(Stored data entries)
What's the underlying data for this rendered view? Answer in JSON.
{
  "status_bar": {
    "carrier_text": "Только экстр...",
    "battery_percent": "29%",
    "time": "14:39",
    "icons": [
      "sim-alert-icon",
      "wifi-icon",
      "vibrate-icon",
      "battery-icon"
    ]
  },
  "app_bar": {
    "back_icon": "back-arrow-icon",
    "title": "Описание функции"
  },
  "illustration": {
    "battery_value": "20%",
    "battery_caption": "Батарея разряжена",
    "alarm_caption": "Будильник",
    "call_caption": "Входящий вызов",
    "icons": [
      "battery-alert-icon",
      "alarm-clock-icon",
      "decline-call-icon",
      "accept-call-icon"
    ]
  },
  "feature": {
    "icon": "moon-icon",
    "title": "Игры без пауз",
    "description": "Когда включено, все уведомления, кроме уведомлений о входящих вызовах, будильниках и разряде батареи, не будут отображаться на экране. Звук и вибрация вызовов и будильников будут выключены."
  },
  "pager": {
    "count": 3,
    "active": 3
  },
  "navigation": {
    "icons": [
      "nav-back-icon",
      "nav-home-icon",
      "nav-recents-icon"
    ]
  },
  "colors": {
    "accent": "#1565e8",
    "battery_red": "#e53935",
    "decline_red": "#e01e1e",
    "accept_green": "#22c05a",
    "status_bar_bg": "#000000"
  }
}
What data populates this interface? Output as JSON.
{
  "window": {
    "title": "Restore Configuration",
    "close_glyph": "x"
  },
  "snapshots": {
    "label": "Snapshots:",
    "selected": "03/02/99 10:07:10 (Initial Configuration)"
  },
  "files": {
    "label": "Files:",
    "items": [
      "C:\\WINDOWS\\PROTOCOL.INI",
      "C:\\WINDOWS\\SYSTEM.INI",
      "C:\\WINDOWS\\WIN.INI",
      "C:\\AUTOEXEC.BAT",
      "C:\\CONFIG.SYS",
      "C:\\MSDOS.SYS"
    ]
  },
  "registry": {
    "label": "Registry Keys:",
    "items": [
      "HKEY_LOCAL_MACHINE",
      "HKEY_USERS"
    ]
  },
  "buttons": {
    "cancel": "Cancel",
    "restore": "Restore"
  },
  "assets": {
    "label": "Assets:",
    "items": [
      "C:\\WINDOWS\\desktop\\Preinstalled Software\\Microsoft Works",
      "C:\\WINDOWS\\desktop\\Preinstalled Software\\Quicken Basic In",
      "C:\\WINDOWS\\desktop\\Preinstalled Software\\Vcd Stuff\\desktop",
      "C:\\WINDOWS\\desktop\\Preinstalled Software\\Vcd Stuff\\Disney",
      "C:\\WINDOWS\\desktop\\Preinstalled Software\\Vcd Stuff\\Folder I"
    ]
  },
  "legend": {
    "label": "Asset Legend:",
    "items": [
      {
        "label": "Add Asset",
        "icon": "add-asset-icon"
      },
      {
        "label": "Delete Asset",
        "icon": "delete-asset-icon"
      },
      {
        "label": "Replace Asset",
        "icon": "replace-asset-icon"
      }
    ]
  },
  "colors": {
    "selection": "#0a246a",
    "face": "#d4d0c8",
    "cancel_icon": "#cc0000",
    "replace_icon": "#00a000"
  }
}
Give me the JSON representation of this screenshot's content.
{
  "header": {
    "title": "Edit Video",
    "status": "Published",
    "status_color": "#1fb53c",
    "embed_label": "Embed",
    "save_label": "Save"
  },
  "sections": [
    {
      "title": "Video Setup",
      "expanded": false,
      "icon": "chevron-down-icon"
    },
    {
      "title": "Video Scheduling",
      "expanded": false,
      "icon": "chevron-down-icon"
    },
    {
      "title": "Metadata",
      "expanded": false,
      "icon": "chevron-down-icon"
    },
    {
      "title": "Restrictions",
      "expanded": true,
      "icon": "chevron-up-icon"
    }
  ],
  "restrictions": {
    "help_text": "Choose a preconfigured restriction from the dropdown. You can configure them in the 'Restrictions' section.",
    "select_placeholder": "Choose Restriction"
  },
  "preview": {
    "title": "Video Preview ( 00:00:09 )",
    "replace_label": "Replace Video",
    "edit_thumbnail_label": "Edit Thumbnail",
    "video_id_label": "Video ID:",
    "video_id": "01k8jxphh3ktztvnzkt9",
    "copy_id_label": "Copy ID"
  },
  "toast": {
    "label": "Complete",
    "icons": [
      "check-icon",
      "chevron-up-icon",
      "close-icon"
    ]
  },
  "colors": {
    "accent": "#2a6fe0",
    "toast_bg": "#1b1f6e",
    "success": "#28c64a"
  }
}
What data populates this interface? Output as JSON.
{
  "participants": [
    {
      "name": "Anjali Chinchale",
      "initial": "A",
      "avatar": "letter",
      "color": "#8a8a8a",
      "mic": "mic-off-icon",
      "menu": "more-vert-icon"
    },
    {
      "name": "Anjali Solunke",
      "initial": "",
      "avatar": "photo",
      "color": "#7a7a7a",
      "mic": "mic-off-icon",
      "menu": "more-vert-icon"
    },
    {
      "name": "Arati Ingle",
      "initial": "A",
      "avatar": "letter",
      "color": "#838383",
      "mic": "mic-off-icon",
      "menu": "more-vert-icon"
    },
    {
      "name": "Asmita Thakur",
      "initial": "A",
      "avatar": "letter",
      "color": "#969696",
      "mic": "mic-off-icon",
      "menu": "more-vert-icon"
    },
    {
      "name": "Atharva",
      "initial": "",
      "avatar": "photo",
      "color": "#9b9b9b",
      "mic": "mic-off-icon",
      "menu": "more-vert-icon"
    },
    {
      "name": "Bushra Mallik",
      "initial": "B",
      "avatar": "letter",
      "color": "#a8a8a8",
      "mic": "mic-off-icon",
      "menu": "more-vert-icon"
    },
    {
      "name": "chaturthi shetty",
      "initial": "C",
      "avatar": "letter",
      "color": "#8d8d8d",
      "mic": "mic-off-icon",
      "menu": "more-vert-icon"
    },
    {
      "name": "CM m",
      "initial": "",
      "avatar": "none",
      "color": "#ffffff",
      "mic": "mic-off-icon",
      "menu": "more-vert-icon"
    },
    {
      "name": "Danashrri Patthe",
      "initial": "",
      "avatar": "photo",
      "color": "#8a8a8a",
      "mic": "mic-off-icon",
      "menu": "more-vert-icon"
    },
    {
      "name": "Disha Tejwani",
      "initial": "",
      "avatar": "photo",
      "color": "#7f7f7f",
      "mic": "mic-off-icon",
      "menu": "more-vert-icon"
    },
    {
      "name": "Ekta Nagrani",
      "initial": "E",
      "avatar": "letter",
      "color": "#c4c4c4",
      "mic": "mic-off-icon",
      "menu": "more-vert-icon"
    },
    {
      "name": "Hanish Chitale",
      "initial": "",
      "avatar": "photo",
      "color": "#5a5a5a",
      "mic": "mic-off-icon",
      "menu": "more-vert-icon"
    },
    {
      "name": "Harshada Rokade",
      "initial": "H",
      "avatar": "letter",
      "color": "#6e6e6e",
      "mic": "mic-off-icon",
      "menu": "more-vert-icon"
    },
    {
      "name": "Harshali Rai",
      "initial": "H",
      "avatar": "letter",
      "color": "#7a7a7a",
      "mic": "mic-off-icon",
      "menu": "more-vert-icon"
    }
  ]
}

→ GOAL OF THE EXERCISE
Every line of the records above needs to be given again exactly.

→ RESPONSE TO THE EXERCISE
What's the underlying data for this rendered view? Answer in JSON.
{
  "status_bar": {
    "carrier_text": "Только экстр...",
    "battery_percent": "29%",
    "time": "14:39",
    "icons": [
      "sim-alert-icon",
      "wifi-icon",
      "vibrate-icon",
      "battery-icon"
    ]
  },
  "app_bar": {
    "back_icon": "back-arrow-icon",
    "title": "Описание функции"
  },
  "illustration": {
    "battery_value": "20%",
    "battery_caption": "Батарея разряжена",
    "alarm_caption": "Будильник",
    "call_caption": "Входящий вызов",
    "icons": [
      "battery-alert-icon",
      "alarm-clock-icon",
      "decline-call-icon",
      "accept-call-icon"
    ]
  },
  "feature": {
    "icon": "moon-icon",
    "title": "Игры без пауз",
    "description": "Когда включено, все уведомления, кроме уведомлений о входящих вызовах, будильниках и разряде батареи, не будут отображаться на экране. Звук и вибрация вызовов и будильников будут выключены."
  },
  "pager": {
    "count": 3,
    "active": 3
  },
  "navigation": {
    "icons": [
      "nav-back-icon",
      "nav-home-icon",
      "nav-recents-icon"
    ]
  },
  "colors": {
    "accent": "#1565e8",
    "battery_red": "#e53935",
    "decline_red": "#e01e1e",
    "accept_green": "#22c05a",
    "status_bar_bg": "#000000"
  }
}
What data populates this interface? Output as JSON.
{
  "window": {
    "title": "Restore Configuration",
    "close_glyph": "x"
  },
  "snapshots": {
    "label": "Snapshots:",
    "selected": "03/02/99 10:07:10 (Initial Configuration)"
  },
  "files": {
    "label": "Files:",
    "items": [
      "C:\\WINDOWS\\PROTOCOL.INI",
      "C:\\WINDOWS\\SYSTEM.INI",
      "C:\\WINDOWS\\WIN.INI",
      "C:\\AUTOEXEC.BAT",
      "C:\\CONFIG.SYS",
      "C:\\MSDOS.SYS"
    ]
  },
  "registry": {
    "label": "Registry Keys:",
    "items": [
      "HKEY_LOCAL_MACHINE",
      "HKEY_USERS"
    ]
  },
  "buttons": {
    "cancel": "Cancel",
    "restore": "Restore"
  },
  "assets": {
    "label": "Assets:",
    "items": [
      "C:\\WINDOWS\\desktop\\Preinstalled Software\\Microsoft Works",
      "C:\\WINDOWS\\desktop\\Preinstalled Software\\Quicken Basic In",
      "C:\\WINDOWS\\desktop\\Preinstalled Software\\Vcd Stuff\\desktop",
      "C:\\WINDOWS\\desktop\\Preinstalled Software\\Vcd Stuff\\Disney",
      "C:\\WINDOWS\\desktop\\Preinstalled Software\\Vcd Stuff\\Folder I"
    ]
  },
  "legend": {
    "label": "Asset Legend:",
    "items": [
      {
        "label": "Add Asset",
        "icon": "add-asset-icon"
      },
      {
        "label": "Delete Asset",
        "icon": "delete-asset-icon"
      },
      {
        "label": "Replace Asset",
        "icon": "replace-asset-icon"
      }
    ]
  },
  "colors": {
    "selection": "#0a246a",
    "face": "#d4d0c8",
    "cancel_icon": "#cc0000",
    "replace_icon": "#00a000"
  }
}
Give me the JSON representation of this screenshot's content.
{
  "header": {
    "title": "Edit Video",
    "status": "Published",
    "status_color": "#1fb53c",
    "embed_label": "Embed",
    "save_label": "Save"
  },
  "sections": [
    {
      "title": "Video Setup",
      "expanded": false,
      "icon": "chevron-down-icon"
    },
    {
      "title": "Video Scheduling",
      "expanded": false,
      "icon": "chevron-down-icon"
    },
    {
      "title": "Metadata",
      "expanded": false,
      "icon": "chevron-down-icon"
    },
    {
      "title": "Restrictions",
      "expanded": true,
      "icon": "chevron-up-icon"
    }
  ],
  "restrictions": {
    "help_text": "Choose a preconfigured restriction from the dropdown. You can configure them in the 'Restrictions' section.",
    "select_placeholder": "Choose Restriction"
  },
  "preview": {
    "title": "Video Preview ( 00:00:09 )",
    "replace_label": "Replace Video",
    "edit_thumbnail_label": "Edit Thumbnail",
    "video_id_label": "Video ID:",
    "video_id": "01k8jxphh3ktztvnzkt9",
    "copy_id_label": "Copy ID"
  },
  "toast": {
    "label": "Complete",
    "icons": [
      "check-icon",
      "chevron-up-icon",
      "close-icon"
    ]
  },
  "colors": {
    "accent": "#2a6fe0",
    "toast_bg": "#1b1f6e",
    "success": "#28c64a"
  }
}
What data populates this interface? Output as JSON.
{
  "participants": [
    {
      "name": "Anjali Chinchale",
      "initial": "A",
      "avatar": "letter",
      "color": "#8a8a8a",
      "mic": "mic-off-icon",
      "menu": "more-vert-icon"
    },
    {
      "name": "Anjali Solunke",
      "initial": "",
      "avatar": "photo",
      "color": "#7a7a7a",
      "mic": "mic-off-icon",
      "menu": "more-vert-icon"
    },
    {
      "name": "Arati Ingle",
      "initial": "A",
      "avatar": "letter",
      "color": "#838383",
      "mic": "mic-off-icon",
      "menu": "more-vert-icon"
    },
    {
      "name": "Asmita Thakur",
      "initial": "A",
      "avatar": "letter",
      "color": "#969696",
      "mic": "mic-off-icon",
      "menu": "more-vert-icon"
    },
    {
      "name": "Atharva",
      "initial": "",
      "avatar": "photo",
      "color": "#9b9b9b",
      "mic": "mic-off-icon",
      "menu": "more-vert-icon"
    },
    {
      "name": "Bushra Mallik",
      "initial": "B",
      "avatar": "letter",
      "color": "#a8a8a8",
      "mic": "mic-off-icon",
      "menu": "more-vert-icon"
    },
    {
      "name": "chaturthi shetty",
      "initial": "C",
      "avatar": "letter",
      "color": "#8d8d8d",
      "mic": "mic-off-icon",
      "menu": "more-vert-icon"
    },
    {
      "name": "CM m",
      "initial": "",
      "avatar": "none",
      "color": "#ffffff",
      "mic": "mic-off-icon",
      "menu": "more-vert-icon"
    },
    {
      "name": "Danashrri Patthe",
      "initial": "",
      "avatar": "photo",
      "color": "#8a8a8a",
      "mic": "mic-off-icon",
      "menu": "more-vert-icon"
    },
    {
      "name": "Disha Tejwani",
      "initial": "",
      "avatar": "photo",
      "color": "#7f7f7f",
      "mic": "mic-off-icon",
      "menu": "more-vert-icon"
    },
    {
      "name": "Ekta Nagrani",
      "initial": "E",
      "avatar": "letter",
      "color": "#c4c4c4",
      "mic": "mic-off-icon",
      "menu": "more-vert-icon"
    },
    {
      "name": "Hanish Chitale",
      "initial": "",
      "avatar": "photo",
      "color": "#5a5a5a",
      "mic": "mic-off-icon",
      "menu": "more-vert-icon"
    },
    {
      "name": "Harshada Rokade",
      "initial": "H",
      "avatar": "letter",
      "color": "#6e6e6e",
      "mic": "mic-off-icon",
      "menu": "more-vert-icon"
    },
    {
      "name": "Harshali Rai",
      "initial": "H",
      "avatar": "letter",
      "color": "#7a7a7a",
      "mic": "mic-off-icon",
      "menu": "more-vert-icon"
    }
  ]
}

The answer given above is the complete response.